#### Recorded data:
::::::::::
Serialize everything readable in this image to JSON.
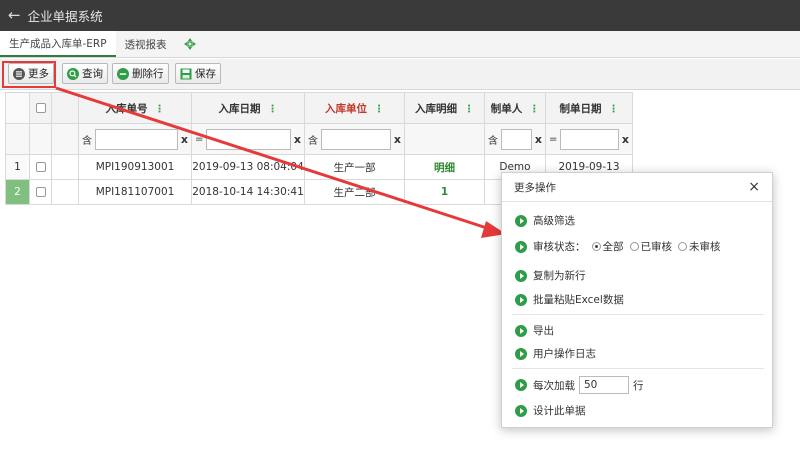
{
  "app": {
    "title": "企业单据系统"
  },
  "tabs": [
    {
      "label": "生产成品入库单-ERP",
      "active": true
    },
    {
      "label": "透视报表",
      "active": false
    }
  ],
  "toolbar": {
    "more_label": "更多",
    "query_label": "查询",
    "delete_row_label": "删除行",
    "save_label": "保存"
  },
  "grid": {
    "columns": [
      {
        "label": "入库单号",
        "red": false
      },
      {
        "label": "入库日期",
        "red": false
      },
      {
        "label": "入库单位",
        "red": true
      },
      {
        "label": "入库明细",
        "red": false
      },
      {
        "label": "制单人",
        "red": false
      },
      {
        "label": "制单日期",
        "red": false
      }
    ],
    "filters": {
      "contains_op": "含",
      "equals_op": "=",
      "clear": "x"
    },
    "rows": [
      {
        "num": "1",
        "code": "MPI190913001",
        "date": "2019-09-13 08:04:04",
        "unit": "生产一部",
        "detail": "明细",
        "maker": "Demo",
        "make_date": "2019-09-13"
      },
      {
        "num": "2",
        "code": "MPI181107001",
        "date": "2018-10-14 14:30:41",
        "unit": "生产二部",
        "detail": "1",
        "maker": "",
        "make_date": ""
      }
    ]
  },
  "dialog": {
    "title": "更多操作",
    "close": "×",
    "advanced_filter": "高级筛选",
    "audit_status_label": "审核状态：",
    "audit_options": [
      "全部",
      "已审核",
      "未审核"
    ],
    "copy_new_row": "复制为新行",
    "batch_paste": "批量粘贴Excel数据",
    "export": "导出",
    "user_log": "用户操作日志",
    "load_each_label": "每次加载",
    "load_each_value": "50",
    "load_each_unit": "行",
    "design": "设计此单据"
  },
  "colors": {
    "topbar": "#3a3a3a",
    "accent_green": "#2f9d48",
    "highlight_red": "#e53a3a"
  }
}
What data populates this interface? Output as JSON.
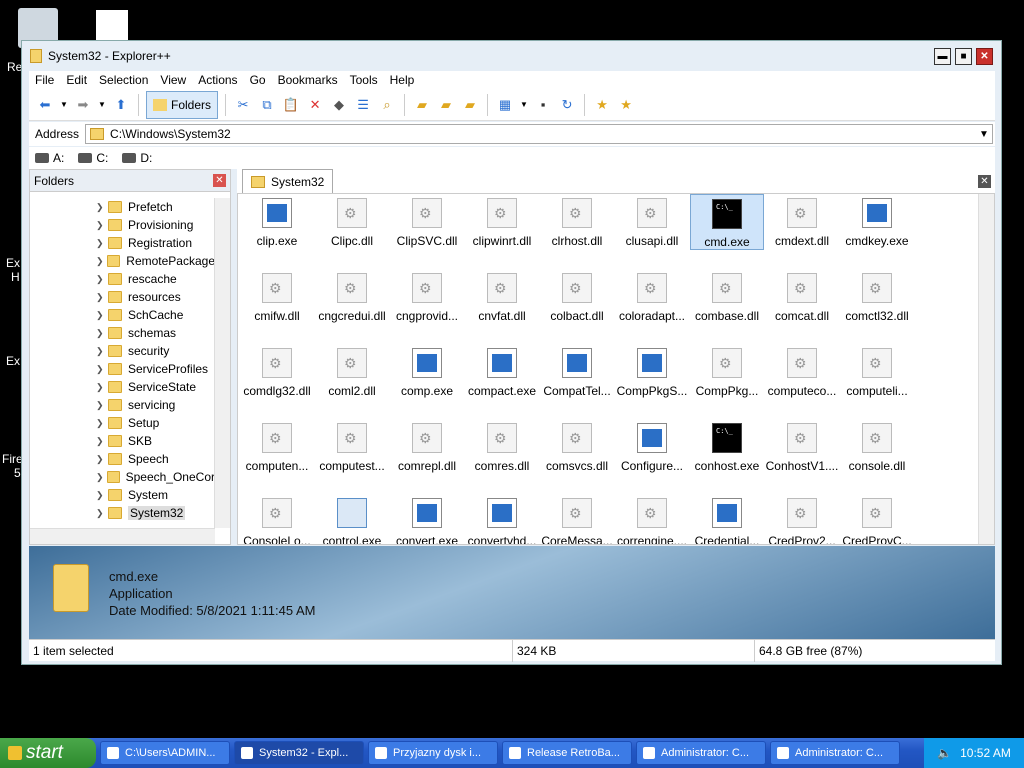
{
  "desktop": {
    "labels": [
      "Re",
      "Ex",
      "H",
      "Ex",
      "Fire",
      "5"
    ]
  },
  "window": {
    "title": "System32 - Explorer++",
    "controls": {
      "minimize": "▬",
      "maximize": "■",
      "close": "✕"
    }
  },
  "menu": [
    "File",
    "Edit",
    "Selection",
    "View",
    "Actions",
    "Go",
    "Bookmarks",
    "Tools",
    "Help"
  ],
  "toolbar": {
    "folders_label": "Folders"
  },
  "address": {
    "label": "Address",
    "value": "C:\\Windows\\System32"
  },
  "drives": [
    "A:",
    "C:",
    "D:"
  ],
  "folders_pane": {
    "title": "Folders",
    "items": [
      "Prefetch",
      "Provisioning",
      "Registration",
      "RemotePackage",
      "rescache",
      "resources",
      "SchCache",
      "schemas",
      "security",
      "ServiceProfiles",
      "ServiceState",
      "servicing",
      "Setup",
      "SKB",
      "Speech",
      "Speech_OneCor",
      "System",
      "System32"
    ],
    "selected": "System32"
  },
  "tab": {
    "label": "System32"
  },
  "files": [
    {
      "name": "clip.exe",
      "type": "exe"
    },
    {
      "name": "Clipc.dll",
      "type": "dll"
    },
    {
      "name": "ClipSVC.dll",
      "type": "dll"
    },
    {
      "name": "clipwinrt.dll",
      "type": "dll"
    },
    {
      "name": "clrhost.dll",
      "type": "dll"
    },
    {
      "name": "clusapi.dll",
      "type": "dll"
    },
    {
      "name": "cmd.exe",
      "type": "cmd",
      "selected": true
    },
    {
      "name": "cmdext.dll",
      "type": "dll"
    },
    {
      "name": "cmdkey.exe",
      "type": "exe"
    },
    {
      "name": "cmifw.dll",
      "type": "dll"
    },
    {
      "name": "cngcredui.dll",
      "type": "dll"
    },
    {
      "name": "cngprovid...",
      "type": "dll"
    },
    {
      "name": "cnvfat.dll",
      "type": "dll"
    },
    {
      "name": "colbact.dll",
      "type": "dll"
    },
    {
      "name": "coloradapt...",
      "type": "dll"
    },
    {
      "name": "combase.dll",
      "type": "dll"
    },
    {
      "name": "comcat.dll",
      "type": "dll"
    },
    {
      "name": "comctl32.dll",
      "type": "dll"
    },
    {
      "name": "comdlg32.dll",
      "type": "dll"
    },
    {
      "name": "coml2.dll",
      "type": "dll"
    },
    {
      "name": "comp.exe",
      "type": "exe"
    },
    {
      "name": "compact.exe",
      "type": "exe"
    },
    {
      "name": "CompatTel...",
      "type": "exe"
    },
    {
      "name": "CompPkgS...",
      "type": "exe"
    },
    {
      "name": "CompPkg...",
      "type": "dll"
    },
    {
      "name": "computeco...",
      "type": "dll"
    },
    {
      "name": "computeli...",
      "type": "dll"
    },
    {
      "name": "computen...",
      "type": "dll"
    },
    {
      "name": "computest...",
      "type": "dll"
    },
    {
      "name": "comrepl.dll",
      "type": "dll"
    },
    {
      "name": "comres.dll",
      "type": "dll"
    },
    {
      "name": "comsvcs.dll",
      "type": "dll"
    },
    {
      "name": "Configure...",
      "type": "exe"
    },
    {
      "name": "conhost.exe",
      "type": "cmd"
    },
    {
      "name": "ConhostV1....",
      "type": "dll"
    },
    {
      "name": "console.dll",
      "type": "dll"
    },
    {
      "name": "ConsoleLo...",
      "type": "dll"
    },
    {
      "name": "control.exe",
      "type": "ctl"
    },
    {
      "name": "convert.exe",
      "type": "exe"
    },
    {
      "name": "convertvhd...",
      "type": "exe"
    },
    {
      "name": "CoreMessa...",
      "type": "dll"
    },
    {
      "name": "correngine....",
      "type": "dll"
    },
    {
      "name": "Credential...",
      "type": "exe"
    },
    {
      "name": "CredProv2...",
      "type": "dll"
    },
    {
      "name": "CredProvC...",
      "type": "dll"
    }
  ],
  "info": {
    "name": "cmd.exe",
    "type": "Application",
    "modified": "Date Modified: 5/8/2021 1:11:45 AM"
  },
  "status": {
    "selected": "1 item selected",
    "size": "324 KB",
    "free": "64.8 GB free (87%)"
  },
  "taskbar": {
    "start": "start",
    "tasks": [
      {
        "label": "C:\\Users\\ADMIN...",
        "active": false
      },
      {
        "label": "System32 - Expl...",
        "active": true
      },
      {
        "label": "Przyjazny dysk i...",
        "active": false
      },
      {
        "label": "Release RetroBa...",
        "active": false
      },
      {
        "label": "Administrator: C...",
        "active": false
      },
      {
        "label": "Administrator: C...",
        "active": false
      }
    ],
    "clock": "10:52 AM"
  }
}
::::::::::
#### Task:
Retype every entry verbatim and exclude the pictures from the copy.

#### Problem solution:
Serialize everything readable in this image to JSON.
{
  "app": {
    "title": "企业单据系统"
  },
  "tabs": [
    {
      "label": "生产成品入库单-ERP",
      "active": true
    },
    {
      "label": "透视报表",
      "active": false
    }
  ],
  "toolbar": {
    "more_label": "更多",
    "query_label": "查询",
    "delete_row_label": "删除行",
    "save_label": "保存"
  },
  "grid": {
    "columns": [
      {
        "label": "入库单号",
        "red": false
      },
      {
        "label": "入库日期",
        "red": false
      },
      {
        "label": "入库单位",
        "red": true
      },
      {
        "label": "入库明细",
        "red": false
      },
      {
        "label": "制单人",
        "red": false
      },
      {
        "label": "制单日期",
        "red": false
      }
    ],
    "filters": {
      "contains_op": "含",
      "equals_op": "=",
      "clear": "x"
    },
    "rows": [
      {
        "num": "1",
        "code": "MPI190913001",
        "date": "2019-09-13 08:04:04",
        "unit": "生产一部",
        "detail": "明细",
        "maker": "Demo",
        "make_date": "2019-09-13"
      },
      {
        "num": "2",
        "code": "MPI181107001",
        "date": "2018-10-14 14:30:41",
        "unit": "生产二部",
        "detail": "1",
        "maker": "",
        "make_date": ""
      }
    ]
  },
  "dialog": {
    "title": "更多操作",
    "close": "×",
    "advanced_filter": "高级筛选",
    "audit_status_label": "审核状态：",
    "audit_options": [
      "全部",
      "已审核",
      "未审核"
    ],
    "copy_new_row": "复制为新行",
    "batch_paste": "批量粘贴Excel数据",
    "export": "导出",
    "user_log": "用户操作日志",
    "load_each_label": "每次加载",
    "load_each_value": "50",
    "load_each_unit": "行",
    "design": "设计此单据"
  },
  "colors": {
    "topbar": "#3a3a3a",
    "accent_green": "#2f9d48",
    "highlight_red": "#e53a3a"
  }
}
What data populates this interface? Output as JSON.
{
  "desktop": {
    "labels": [
      "Re",
      "Ex",
      "H",
      "Ex",
      "Fire",
      "5"
    ]
  },
  "window": {
    "title": "System32 - Explorer++",
    "controls": {
      "minimize": "▬",
      "maximize": "■",
      "close": "✕"
    }
  },
  "menu": [
    "File",
    "Edit",
    "Selection",
    "View",
    "Actions",
    "Go",
    "Bookmarks",
    "Tools",
    "Help"
  ],
  "toolbar": {
    "folders_label": "Folders"
  },
  "address": {
    "label": "Address",
    "value": "C:\\Windows\\System32"
  },
  "drives": [
    "A:",
    "C:",
    "D:"
  ],
  "folders_pane": {
    "title": "Folders",
    "items": [
      "Prefetch",
      "Provisioning",
      "Registration",
      "RemotePackage",
      "rescache",
      "resources",
      "SchCache",
      "schemas",
      "security",
      "ServiceProfiles",
      "ServiceState",
      "servicing",
      "Setup",
      "SKB",
      "Speech",
      "Speech_OneCor",
      "System",
      "System32"
    ],
    "selected": "System32"
  },
  "tab": {
    "label": "System32"
  },
  "files": [
    {
      "name": "clip.exe",
      "type": "exe"
    },
    {
      "name": "Clipc.dll",
      "type": "dll"
    },
    {
      "name": "ClipSVC.dll",
      "type": "dll"
    },
    {
      "name": "clipwinrt.dll",
      "type": "dll"
    },
    {
      "name": "clrhost.dll",
      "type": "dll"
    },
    {
      "name": "clusapi.dll",
      "type": "dll"
    },
    {
      "name": "cmd.exe",
      "type": "cmd",
      "selected": true
    },
    {
      "name": "cmdext.dll",
      "type": "dll"
    },
    {
      "name": "cmdkey.exe",
      "type": "exe"
    },
    {
      "name": "cmifw.dll",
      "type": "dll"
    },
    {
      "name": "cngcredui.dll",
      "type": "dll"
    },
    {
      "name": "cngprovid...",
      "type": "dll"
    },
    {
      "name": "cnvfat.dll",
      "type": "dll"
    },
    {
      "name": "colbact.dll",
      "type": "dll"
    },
    {
      "name": "coloradapt...",
      "type": "dll"
    },
    {
      "name": "combase.dll",
      "type": "dll"
    },
    {
      "name": "comcat.dll",
      "type": "dll"
    },
    {
      "name": "comctl32.dll",
      "type": "dll"
    },
    {
      "name": "comdlg32.dll",
      "type": "dll"
    },
    {
      "name": "coml2.dll",
      "type": "dll"
    },
    {
      "name": "comp.exe",
      "type": "exe"
    },
    {
      "name": "compact.exe",
      "type": "exe"
    },
    {
      "name": "CompatTel...",
      "type": "exe"
    },
    {
      "name": "CompPkgS...",
      "type": "exe"
    },
    {
      "name": "CompPkg...",
      "type": "dll"
    },
    {
      "name": "computeco...",
      "type": "dll"
    },
    {
      "name": "computeli...",
      "type": "dll"
    },
    {
      "name": "computen...",
      "type": "dll"
    },
    {
      "name": "computest...",
      "type": "dll"
    },
    {
      "name": "comrepl.dll",
      "type": "dll"
    },
    {
      "name": "comres.dll",
      "type": "dll"
    },
    {
      "name": "comsvcs.dll",
      "type": "dll"
    },
    {
      "name": "Configure...",
      "type": "exe"
    },
    {
      "name": "conhost.exe",
      "type": "cmd"
    },
    {
      "name": "ConhostV1....",
      "type": "dll"
    },
    {
      "name": "console.dll",
      "type": "dll"
    },
    {
      "name": "ConsoleLo...",
      "type": "dll"
    },
    {
      "name": "control.exe",
      "type": "ctl"
    },
    {
      "name": "convert.exe",
      "type": "exe"
    },
    {
      "name": "convertvhd...",
      "type": "exe"
    },
    {
      "name": "CoreMessa...",
      "type": "dll"
    },
    {
      "name": "correngine....",
      "type": "dll"
    },
    {
      "name": "Credential...",
      "type": "exe"
    },
    {
      "name": "CredProv2...",
      "type": "dll"
    },
    {
      "name": "CredProvC...",
      "type": "dll"
    }
  ],
  "info": {
    "name": "cmd.exe",
    "type": "Application",
    "modified": "Date Modified: 5/8/2021 1:11:45 AM"
  },
  "status": {
    "selected": "1 item selected",
    "size": "324 KB",
    "free": "64.8 GB free (87%)"
  },
  "taskbar": {
    "start": "start",
    "tasks": [
      {
        "label": "C:\\Users\\ADMIN...",
        "active": false
      },
      {
        "label": "System32 - Expl...",
        "active": true
      },
      {
        "label": "Przyjazny dysk i...",
        "active": false
      },
      {
        "label": "Release RetroBa...",
        "active": false
      },
      {
        "label": "Administrator: C...",
        "active": false
      },
      {
        "label": "Administrator: C...",
        "active": false
      }
    ],
    "clock": "10:52 AM"
  }
}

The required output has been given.